• _Data lines_
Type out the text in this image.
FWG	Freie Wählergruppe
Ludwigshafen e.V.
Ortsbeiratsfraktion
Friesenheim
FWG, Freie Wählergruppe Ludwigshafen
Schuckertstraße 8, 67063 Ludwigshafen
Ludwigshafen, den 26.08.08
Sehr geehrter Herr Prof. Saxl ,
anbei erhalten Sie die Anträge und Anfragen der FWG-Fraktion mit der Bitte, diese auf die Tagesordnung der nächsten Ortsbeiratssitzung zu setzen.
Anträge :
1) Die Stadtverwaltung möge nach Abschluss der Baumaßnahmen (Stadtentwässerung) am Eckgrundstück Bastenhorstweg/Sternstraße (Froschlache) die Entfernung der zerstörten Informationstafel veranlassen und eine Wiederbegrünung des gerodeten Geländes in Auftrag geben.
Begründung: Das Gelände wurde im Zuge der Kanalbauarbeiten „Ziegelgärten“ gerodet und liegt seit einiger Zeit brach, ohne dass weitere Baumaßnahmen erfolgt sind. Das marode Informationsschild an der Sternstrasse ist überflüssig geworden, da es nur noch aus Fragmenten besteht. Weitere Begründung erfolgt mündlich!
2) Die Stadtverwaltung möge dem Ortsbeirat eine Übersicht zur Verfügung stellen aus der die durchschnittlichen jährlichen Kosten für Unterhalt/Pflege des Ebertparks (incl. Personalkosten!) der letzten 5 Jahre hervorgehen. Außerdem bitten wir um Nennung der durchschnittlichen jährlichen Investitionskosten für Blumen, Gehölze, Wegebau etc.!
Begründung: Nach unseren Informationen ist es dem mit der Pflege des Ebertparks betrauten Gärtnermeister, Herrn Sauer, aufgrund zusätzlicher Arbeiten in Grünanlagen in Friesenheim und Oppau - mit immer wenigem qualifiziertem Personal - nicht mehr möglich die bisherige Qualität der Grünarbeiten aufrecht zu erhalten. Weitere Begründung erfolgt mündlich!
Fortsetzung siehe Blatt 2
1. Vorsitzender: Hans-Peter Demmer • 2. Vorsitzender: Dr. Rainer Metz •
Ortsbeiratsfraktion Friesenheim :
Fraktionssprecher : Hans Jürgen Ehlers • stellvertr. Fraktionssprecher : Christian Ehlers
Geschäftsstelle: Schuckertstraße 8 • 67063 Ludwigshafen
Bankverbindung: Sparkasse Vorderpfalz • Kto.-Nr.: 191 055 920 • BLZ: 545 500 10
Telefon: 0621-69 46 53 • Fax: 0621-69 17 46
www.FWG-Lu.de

• _Stated problem_
Across the records, count the lines holding the string "Ludwigshafen". Give the number and stop.

• _Problem solution_
5